#### PROBLEM REQUIREMENTS:
Only a number is required: how many lines of the material contain the word "hilariantes"?

# start of DATA RECORDS

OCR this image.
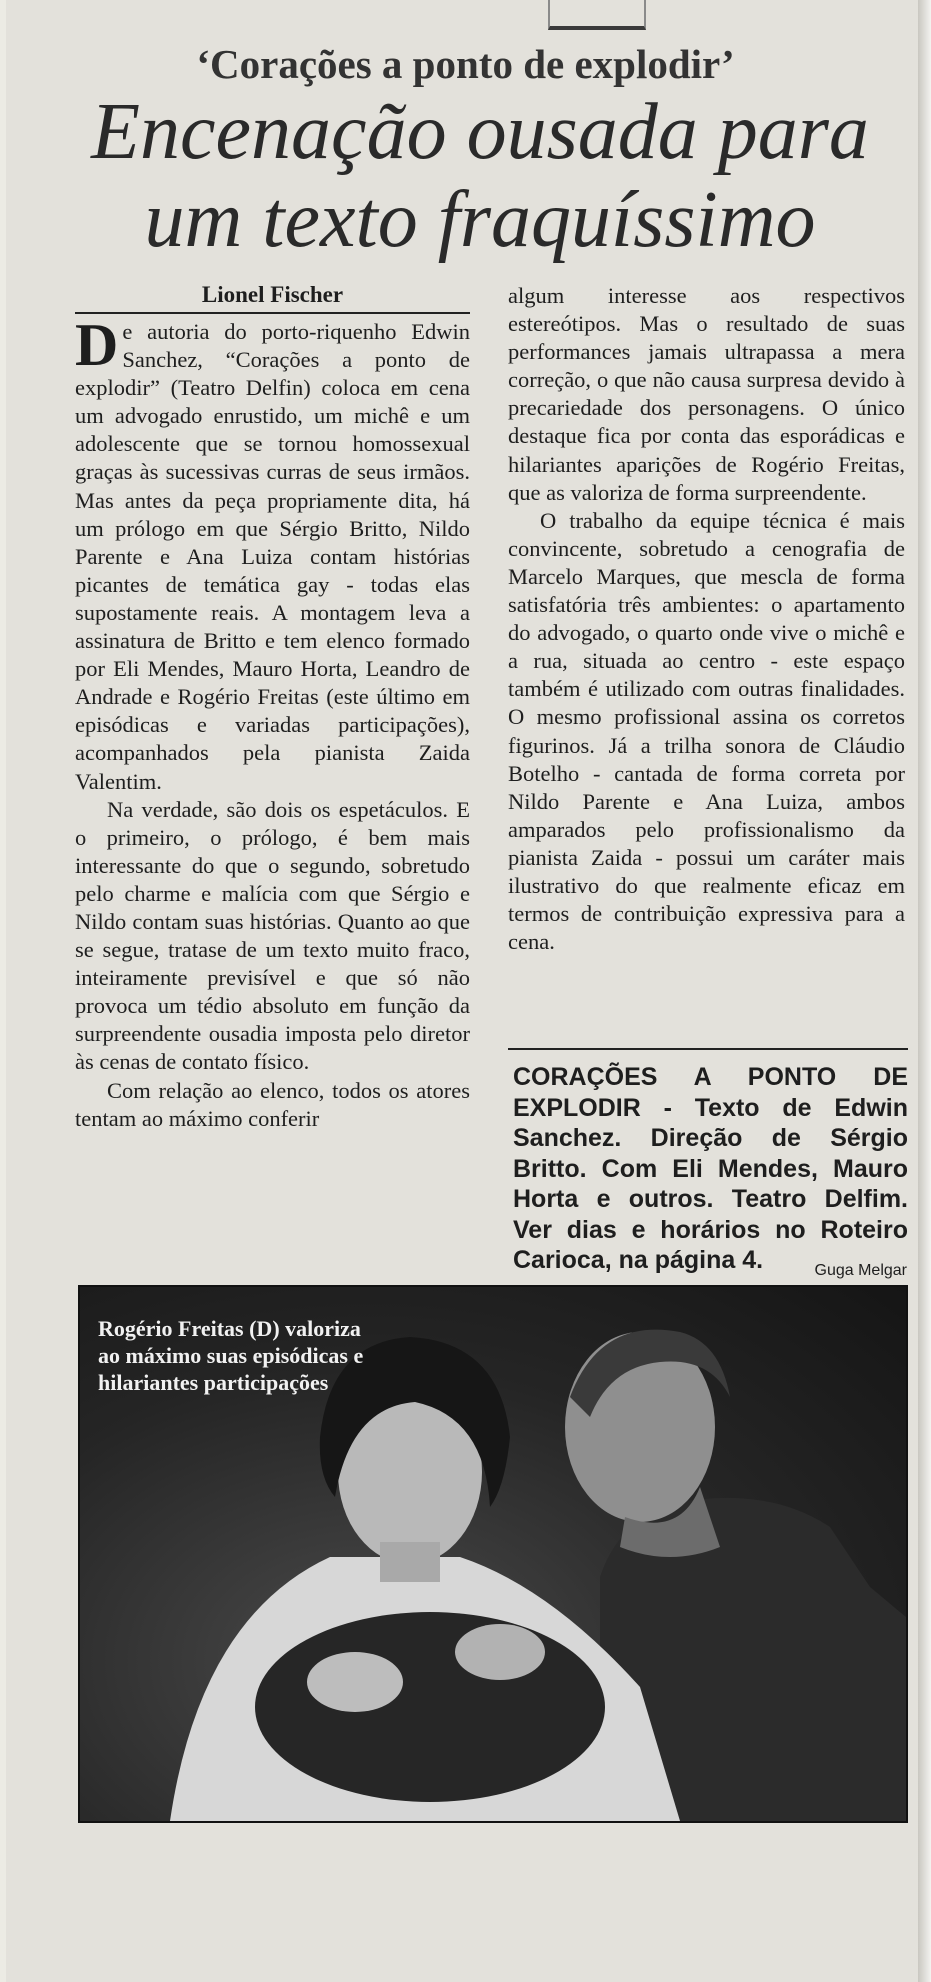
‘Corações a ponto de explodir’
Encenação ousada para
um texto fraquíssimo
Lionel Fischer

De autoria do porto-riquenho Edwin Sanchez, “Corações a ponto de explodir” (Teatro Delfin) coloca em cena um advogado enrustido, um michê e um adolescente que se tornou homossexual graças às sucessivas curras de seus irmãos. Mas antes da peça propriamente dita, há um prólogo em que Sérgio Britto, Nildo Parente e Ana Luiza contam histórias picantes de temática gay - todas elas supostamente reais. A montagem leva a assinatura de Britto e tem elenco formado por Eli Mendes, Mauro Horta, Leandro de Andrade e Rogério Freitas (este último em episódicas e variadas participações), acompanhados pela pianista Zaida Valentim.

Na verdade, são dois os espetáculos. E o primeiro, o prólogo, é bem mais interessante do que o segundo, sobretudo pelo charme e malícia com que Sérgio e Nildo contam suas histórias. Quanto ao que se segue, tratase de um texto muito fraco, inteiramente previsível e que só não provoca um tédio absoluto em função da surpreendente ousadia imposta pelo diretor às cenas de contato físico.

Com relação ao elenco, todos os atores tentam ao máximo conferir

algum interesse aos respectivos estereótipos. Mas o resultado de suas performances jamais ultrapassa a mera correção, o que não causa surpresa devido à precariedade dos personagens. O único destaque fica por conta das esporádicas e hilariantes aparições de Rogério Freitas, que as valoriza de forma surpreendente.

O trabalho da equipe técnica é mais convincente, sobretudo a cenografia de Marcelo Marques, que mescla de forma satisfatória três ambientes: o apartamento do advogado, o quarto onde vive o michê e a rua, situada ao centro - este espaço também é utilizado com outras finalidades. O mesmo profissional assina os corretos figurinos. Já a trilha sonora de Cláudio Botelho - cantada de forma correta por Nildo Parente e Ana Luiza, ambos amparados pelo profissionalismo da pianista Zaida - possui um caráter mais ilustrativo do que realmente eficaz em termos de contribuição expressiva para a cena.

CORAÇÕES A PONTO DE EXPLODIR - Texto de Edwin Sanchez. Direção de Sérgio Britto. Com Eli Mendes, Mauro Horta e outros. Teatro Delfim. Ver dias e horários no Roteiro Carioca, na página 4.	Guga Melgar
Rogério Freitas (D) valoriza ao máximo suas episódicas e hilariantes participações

# end of DATA RECORDS
# start of DATA RECORDS

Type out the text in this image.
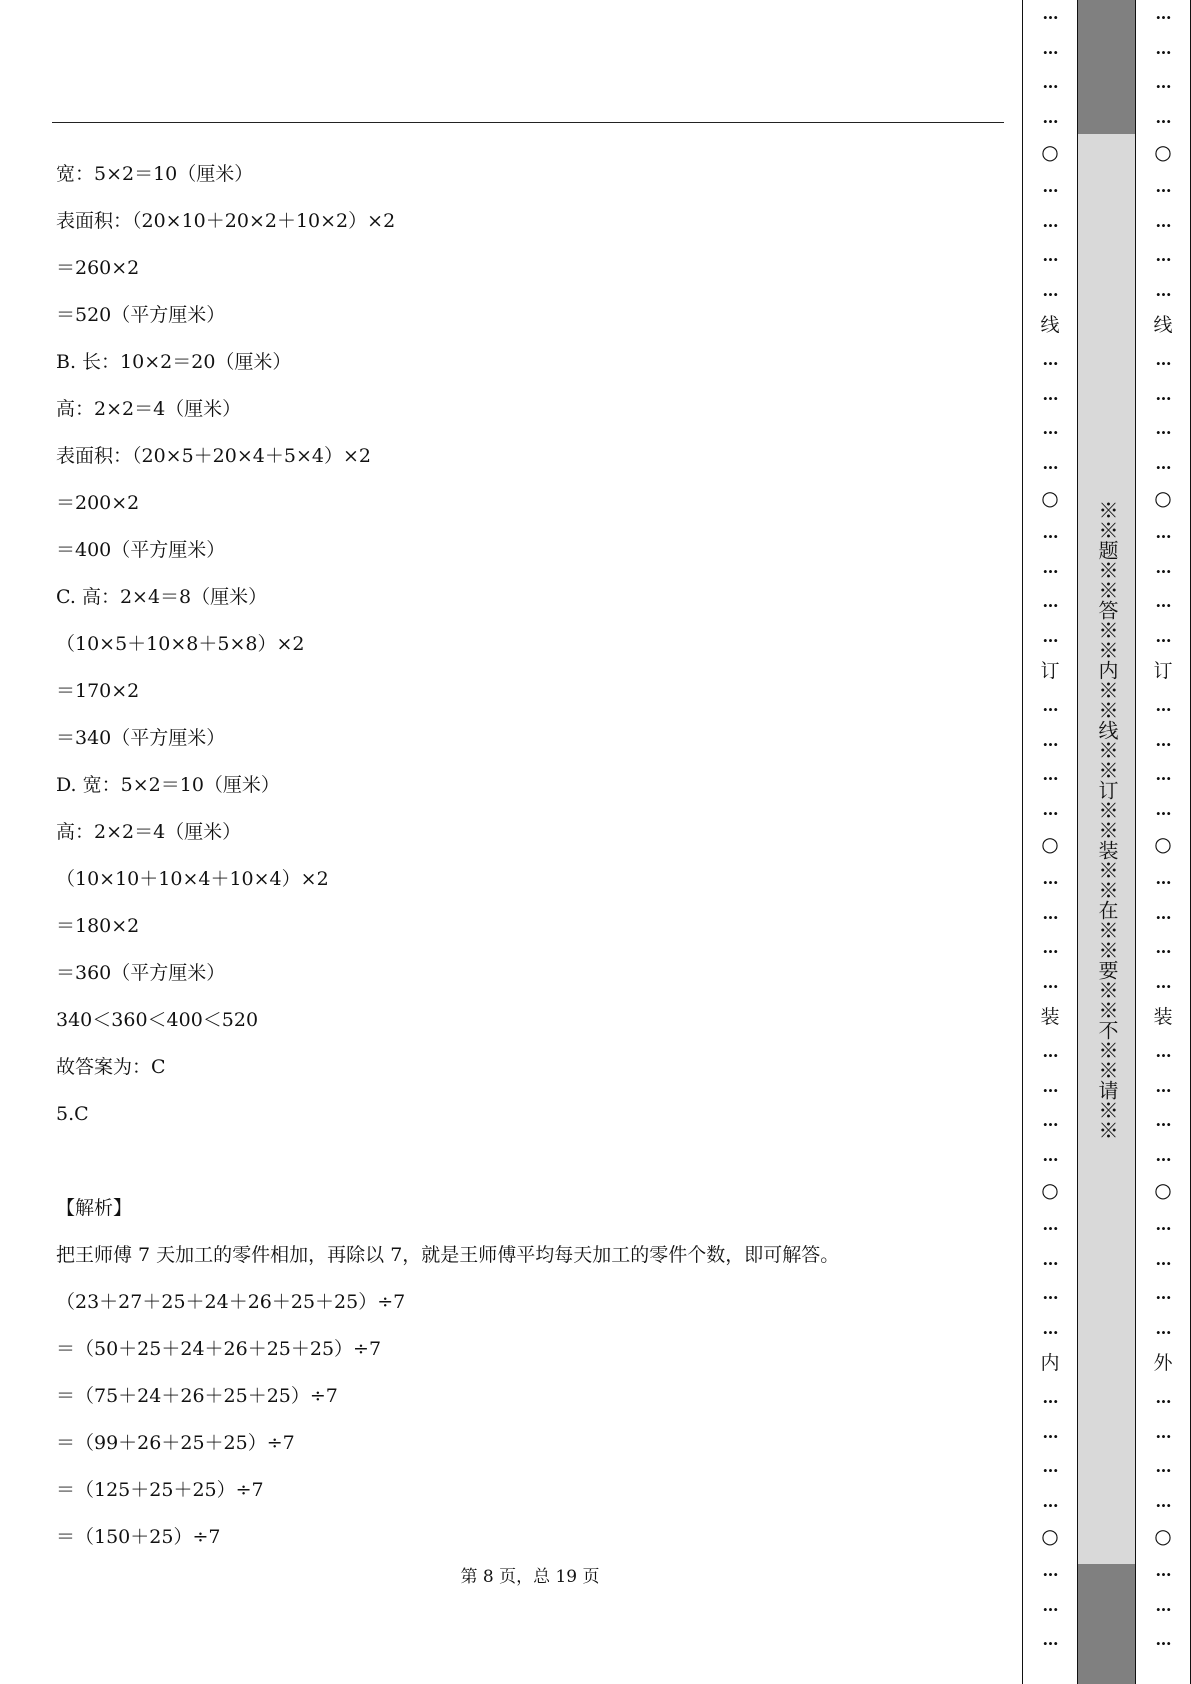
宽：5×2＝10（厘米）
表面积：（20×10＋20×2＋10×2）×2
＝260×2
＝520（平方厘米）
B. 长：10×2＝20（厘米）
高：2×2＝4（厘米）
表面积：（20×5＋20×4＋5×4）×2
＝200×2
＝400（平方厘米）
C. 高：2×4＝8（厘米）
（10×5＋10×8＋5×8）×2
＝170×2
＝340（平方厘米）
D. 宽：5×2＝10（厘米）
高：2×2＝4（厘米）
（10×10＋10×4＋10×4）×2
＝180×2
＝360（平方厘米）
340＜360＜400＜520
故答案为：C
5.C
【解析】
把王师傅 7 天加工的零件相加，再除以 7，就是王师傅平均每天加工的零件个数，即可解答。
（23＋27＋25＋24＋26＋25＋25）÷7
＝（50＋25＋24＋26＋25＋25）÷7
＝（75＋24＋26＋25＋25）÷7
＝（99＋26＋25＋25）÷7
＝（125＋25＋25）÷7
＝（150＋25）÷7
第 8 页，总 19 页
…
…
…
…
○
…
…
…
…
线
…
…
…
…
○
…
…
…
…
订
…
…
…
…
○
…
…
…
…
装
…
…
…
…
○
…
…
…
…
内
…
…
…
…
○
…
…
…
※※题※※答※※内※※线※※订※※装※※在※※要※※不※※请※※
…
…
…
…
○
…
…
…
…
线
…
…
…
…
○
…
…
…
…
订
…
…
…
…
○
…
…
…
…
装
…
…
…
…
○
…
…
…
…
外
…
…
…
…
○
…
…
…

# end of DATA RECORDS

#### RESULT:
2